Esercizio:
Come può andare avanti il testo sulla caserma borbonica di Nola riportato qui sotto? Proseguilo partendo subito dopo la sua ultima frase.

Brano da leggere:
NOLA
Fu costruita tra gli anni 1750 e 1756 sotto Carlo III di Borbone a spese dell'Università di Nola e con fondi elargiti dalla Diocesi di Nola, essa costò 25 mila ducati, lire 107.950 al controvalore di lire in oro. La Caserma aveva una ricettività di 700 uomini, 600 cavalli, 45 alloggi: fu opera dei discepoli del Vanvitelli, o forse su disegno di uno dei figli. Uno dei diretti collaboratori del Vanviteili fu Francesco Sabatini (1722/27), architetto siciliano cresciuto all'ombra del grande Maestro, di cui sposò una figlia, oltre ai figli del Vanvitelli Carlo,Francesco e Pietro, che furono tutti alla Corte di Carlo III a Madrid; d'altra parte lo stesso Carlo Vanvitelli (1739/1821) era succeduto al padre (nel marzo del 1773) nella costruzione di un'opera ben più importante: il Palazzo Reale di Caserta. Erroneamente ed insistentemente si volle attribuire questa Caserma alla mano del Vanvitelli, ed egli stesso ebbe a smentire tali voci.

Materiale fornito:
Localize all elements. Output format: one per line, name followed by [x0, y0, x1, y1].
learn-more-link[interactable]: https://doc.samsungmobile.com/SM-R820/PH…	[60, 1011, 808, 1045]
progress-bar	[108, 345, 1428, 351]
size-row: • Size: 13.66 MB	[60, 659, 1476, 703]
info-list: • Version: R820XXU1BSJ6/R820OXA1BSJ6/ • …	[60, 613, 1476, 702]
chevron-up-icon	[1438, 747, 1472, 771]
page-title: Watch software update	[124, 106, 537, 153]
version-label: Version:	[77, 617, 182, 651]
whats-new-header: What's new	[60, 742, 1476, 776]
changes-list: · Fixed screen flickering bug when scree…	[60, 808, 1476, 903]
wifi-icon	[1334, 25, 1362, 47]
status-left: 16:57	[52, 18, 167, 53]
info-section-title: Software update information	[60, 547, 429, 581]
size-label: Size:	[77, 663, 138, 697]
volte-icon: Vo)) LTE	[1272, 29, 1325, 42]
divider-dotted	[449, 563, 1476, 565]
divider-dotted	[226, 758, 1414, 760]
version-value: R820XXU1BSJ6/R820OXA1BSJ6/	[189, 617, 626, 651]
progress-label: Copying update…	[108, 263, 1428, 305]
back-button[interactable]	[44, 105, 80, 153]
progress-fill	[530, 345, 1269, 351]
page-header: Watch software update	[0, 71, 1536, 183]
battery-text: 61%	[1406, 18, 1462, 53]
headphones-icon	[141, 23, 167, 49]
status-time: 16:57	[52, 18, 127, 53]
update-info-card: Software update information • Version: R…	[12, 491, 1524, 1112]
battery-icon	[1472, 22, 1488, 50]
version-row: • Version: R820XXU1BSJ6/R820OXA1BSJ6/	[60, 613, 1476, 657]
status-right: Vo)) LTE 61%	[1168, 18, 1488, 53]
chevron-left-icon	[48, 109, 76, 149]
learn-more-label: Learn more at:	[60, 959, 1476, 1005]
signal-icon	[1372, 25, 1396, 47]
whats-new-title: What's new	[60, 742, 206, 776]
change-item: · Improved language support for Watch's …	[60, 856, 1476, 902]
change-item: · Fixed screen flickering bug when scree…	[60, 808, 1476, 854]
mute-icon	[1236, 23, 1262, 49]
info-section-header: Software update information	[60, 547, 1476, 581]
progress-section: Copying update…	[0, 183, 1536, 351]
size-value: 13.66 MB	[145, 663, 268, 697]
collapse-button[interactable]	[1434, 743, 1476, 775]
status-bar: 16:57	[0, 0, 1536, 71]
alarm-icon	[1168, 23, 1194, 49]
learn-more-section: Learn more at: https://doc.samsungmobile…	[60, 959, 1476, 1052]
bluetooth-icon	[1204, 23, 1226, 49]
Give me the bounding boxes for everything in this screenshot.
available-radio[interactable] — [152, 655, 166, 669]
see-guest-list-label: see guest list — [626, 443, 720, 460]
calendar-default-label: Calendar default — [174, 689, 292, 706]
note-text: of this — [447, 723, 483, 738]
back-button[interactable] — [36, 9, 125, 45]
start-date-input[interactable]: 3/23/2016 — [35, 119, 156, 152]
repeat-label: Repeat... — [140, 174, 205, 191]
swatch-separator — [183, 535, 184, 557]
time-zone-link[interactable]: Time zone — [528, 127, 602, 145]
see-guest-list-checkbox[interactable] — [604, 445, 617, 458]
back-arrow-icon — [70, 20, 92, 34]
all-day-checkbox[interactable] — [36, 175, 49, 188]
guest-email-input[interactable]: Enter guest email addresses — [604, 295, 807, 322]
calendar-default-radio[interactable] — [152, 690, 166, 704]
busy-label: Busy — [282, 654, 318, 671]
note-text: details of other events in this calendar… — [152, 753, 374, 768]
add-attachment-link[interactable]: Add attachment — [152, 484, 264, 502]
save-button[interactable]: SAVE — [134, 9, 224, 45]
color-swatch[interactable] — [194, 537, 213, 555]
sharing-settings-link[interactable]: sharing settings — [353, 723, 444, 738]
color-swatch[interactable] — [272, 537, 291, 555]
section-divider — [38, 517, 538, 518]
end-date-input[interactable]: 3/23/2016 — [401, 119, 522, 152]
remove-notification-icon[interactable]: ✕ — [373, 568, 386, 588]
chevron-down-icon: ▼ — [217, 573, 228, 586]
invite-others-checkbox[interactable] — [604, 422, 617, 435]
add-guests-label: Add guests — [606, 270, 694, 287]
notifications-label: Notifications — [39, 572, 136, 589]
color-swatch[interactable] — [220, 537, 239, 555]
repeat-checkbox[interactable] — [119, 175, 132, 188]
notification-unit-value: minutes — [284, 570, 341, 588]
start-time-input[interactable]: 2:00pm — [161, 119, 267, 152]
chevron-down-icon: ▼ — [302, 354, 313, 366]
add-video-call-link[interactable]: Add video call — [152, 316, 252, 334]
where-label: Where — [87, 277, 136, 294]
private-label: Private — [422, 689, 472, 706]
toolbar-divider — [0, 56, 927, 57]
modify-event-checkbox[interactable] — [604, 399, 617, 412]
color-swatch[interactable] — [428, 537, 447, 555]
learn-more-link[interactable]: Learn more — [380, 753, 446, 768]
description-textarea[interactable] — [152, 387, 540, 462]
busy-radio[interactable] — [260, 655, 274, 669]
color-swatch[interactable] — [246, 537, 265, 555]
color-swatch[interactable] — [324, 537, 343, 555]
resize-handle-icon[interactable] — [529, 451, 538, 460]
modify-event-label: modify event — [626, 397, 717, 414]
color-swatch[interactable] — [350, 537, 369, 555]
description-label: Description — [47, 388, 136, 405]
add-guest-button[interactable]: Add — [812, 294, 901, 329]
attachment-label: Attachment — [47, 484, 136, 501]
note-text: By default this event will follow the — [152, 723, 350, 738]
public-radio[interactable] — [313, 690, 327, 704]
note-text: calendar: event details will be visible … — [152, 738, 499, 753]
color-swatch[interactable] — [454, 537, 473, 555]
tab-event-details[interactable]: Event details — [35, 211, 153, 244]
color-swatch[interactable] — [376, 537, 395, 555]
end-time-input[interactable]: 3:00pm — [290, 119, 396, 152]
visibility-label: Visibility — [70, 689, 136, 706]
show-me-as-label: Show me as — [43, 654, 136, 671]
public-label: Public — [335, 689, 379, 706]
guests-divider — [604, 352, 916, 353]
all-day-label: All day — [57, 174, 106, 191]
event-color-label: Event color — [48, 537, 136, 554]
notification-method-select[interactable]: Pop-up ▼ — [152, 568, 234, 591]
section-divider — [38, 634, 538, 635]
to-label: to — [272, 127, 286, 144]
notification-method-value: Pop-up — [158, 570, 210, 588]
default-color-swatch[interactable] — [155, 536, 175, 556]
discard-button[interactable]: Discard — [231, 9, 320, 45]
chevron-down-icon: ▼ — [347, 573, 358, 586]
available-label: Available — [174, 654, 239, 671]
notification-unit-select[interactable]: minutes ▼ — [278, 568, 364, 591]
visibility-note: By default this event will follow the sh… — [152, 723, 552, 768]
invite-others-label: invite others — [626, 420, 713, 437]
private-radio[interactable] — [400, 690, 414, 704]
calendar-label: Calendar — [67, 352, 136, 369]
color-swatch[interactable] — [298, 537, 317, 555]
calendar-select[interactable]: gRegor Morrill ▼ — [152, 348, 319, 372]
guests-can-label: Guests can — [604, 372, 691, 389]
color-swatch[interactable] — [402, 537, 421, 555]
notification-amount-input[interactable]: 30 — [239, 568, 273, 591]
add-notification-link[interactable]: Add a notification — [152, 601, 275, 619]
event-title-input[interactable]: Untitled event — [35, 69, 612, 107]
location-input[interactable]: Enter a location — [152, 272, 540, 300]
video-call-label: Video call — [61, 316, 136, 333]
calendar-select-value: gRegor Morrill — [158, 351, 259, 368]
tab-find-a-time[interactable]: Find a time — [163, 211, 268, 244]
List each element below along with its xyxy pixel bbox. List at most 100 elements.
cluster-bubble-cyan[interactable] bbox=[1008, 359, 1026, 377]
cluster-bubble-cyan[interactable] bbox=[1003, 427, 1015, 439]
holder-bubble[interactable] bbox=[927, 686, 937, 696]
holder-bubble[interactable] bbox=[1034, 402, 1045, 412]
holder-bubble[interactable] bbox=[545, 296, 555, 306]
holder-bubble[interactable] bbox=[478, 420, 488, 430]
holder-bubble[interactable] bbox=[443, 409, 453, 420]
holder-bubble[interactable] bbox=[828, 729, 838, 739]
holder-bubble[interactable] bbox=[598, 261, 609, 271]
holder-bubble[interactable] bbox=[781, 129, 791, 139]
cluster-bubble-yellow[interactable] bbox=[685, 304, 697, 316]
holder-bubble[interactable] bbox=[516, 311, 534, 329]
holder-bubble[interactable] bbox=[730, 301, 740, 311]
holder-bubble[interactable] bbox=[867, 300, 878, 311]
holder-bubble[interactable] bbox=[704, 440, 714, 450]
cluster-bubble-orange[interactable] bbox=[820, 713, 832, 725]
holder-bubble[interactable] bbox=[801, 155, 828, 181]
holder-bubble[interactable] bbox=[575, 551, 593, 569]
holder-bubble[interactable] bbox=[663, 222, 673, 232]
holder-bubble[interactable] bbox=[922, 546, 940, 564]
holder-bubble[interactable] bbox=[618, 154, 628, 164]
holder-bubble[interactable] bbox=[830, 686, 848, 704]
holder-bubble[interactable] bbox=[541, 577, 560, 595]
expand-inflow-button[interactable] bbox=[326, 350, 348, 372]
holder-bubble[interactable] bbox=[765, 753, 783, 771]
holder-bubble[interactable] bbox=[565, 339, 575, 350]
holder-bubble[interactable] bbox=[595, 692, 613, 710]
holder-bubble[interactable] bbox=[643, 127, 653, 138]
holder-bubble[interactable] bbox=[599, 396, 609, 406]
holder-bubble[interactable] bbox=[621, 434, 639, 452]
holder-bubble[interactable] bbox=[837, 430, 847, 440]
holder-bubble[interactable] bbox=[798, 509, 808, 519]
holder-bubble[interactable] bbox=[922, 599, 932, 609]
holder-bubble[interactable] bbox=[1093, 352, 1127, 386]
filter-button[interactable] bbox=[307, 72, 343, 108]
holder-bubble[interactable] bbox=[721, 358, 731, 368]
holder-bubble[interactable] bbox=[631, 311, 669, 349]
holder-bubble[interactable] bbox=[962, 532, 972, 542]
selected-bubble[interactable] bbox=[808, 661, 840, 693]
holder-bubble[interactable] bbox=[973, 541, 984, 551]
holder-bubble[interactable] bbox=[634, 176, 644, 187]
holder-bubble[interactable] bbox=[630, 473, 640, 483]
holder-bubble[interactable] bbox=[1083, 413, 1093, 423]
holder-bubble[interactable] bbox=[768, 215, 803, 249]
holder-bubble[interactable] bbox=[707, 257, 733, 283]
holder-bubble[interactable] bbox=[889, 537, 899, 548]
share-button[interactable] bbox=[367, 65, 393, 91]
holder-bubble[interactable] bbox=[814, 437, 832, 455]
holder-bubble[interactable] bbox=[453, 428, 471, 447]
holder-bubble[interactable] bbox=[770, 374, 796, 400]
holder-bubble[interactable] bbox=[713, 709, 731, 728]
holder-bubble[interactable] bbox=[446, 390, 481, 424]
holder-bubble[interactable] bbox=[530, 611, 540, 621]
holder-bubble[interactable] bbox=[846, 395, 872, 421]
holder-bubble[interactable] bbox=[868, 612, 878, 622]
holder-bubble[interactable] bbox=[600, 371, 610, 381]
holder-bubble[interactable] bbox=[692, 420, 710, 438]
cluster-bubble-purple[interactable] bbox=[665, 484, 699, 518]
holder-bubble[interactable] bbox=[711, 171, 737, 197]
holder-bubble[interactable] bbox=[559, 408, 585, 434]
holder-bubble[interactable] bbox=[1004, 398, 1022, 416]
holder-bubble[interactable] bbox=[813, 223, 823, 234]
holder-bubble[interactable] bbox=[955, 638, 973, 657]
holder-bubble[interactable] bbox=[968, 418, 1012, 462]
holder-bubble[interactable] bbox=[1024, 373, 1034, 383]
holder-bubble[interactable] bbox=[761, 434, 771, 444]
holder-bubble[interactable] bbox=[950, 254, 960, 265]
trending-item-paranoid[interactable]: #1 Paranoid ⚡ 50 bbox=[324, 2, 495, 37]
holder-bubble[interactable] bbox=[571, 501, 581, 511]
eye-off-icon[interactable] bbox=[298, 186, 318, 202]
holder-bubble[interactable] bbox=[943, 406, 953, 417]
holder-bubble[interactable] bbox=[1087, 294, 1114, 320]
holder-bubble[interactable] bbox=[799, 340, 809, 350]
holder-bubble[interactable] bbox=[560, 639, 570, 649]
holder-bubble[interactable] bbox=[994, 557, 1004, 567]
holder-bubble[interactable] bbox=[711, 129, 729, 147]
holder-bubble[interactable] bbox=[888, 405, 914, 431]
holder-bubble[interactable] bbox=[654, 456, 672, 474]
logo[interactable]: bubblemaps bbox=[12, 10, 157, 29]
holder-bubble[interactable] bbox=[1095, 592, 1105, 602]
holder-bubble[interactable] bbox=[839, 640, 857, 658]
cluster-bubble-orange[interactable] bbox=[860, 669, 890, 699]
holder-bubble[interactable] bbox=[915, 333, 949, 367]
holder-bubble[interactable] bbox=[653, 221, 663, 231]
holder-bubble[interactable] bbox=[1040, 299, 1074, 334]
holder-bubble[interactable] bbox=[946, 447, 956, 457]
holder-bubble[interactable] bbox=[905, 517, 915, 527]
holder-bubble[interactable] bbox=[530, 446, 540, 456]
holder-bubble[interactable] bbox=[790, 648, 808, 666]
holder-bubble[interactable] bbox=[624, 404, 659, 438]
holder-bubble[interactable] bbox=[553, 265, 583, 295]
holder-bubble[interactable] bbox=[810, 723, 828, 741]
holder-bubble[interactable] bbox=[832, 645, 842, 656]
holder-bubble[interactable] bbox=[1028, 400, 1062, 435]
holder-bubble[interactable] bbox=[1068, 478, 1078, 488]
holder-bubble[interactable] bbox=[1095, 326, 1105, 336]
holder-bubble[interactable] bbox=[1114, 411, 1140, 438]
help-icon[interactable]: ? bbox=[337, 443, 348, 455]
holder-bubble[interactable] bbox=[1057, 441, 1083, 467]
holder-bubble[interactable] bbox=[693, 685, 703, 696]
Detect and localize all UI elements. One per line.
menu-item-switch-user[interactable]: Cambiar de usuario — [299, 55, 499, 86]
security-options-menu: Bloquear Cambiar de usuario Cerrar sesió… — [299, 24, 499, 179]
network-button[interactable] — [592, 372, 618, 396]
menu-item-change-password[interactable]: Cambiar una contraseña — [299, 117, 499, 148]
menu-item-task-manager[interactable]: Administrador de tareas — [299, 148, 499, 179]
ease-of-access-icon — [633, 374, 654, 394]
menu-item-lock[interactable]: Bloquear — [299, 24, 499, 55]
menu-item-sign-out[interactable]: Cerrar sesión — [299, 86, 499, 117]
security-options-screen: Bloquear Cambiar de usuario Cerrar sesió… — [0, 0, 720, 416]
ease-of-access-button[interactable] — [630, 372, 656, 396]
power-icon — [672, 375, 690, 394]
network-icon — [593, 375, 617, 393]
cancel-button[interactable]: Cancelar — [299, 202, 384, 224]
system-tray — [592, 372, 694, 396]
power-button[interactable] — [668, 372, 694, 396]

Soluzione:
esterno della Caserma
Il fatto è spiegabile: il Vanvitelli, quale ingegnere di corte ed uomo di fiducia del re Carlo III, esaminava ogni progetto sia di costruzioni militari che civili, ed è impossibile che abbia potuto dirigere tutte le opere a lui attrbuite. La caserma, dopo essere stata abbandonata per molti anni (dopo l'unità d'Italia) in seguito alle continue preghiere e sollecitazioni avanzate dal Comune di Nola, allo scopo di ottenere lo stazionamento nella città di un Reggimento di Cavalleria, il Governo nel 1872 soddisfece tale aspirazione: con documento del 12 luglio 1872 stipulato tra il Sindaco di Nola ed il Colonnello Direttore del Genio di Capua.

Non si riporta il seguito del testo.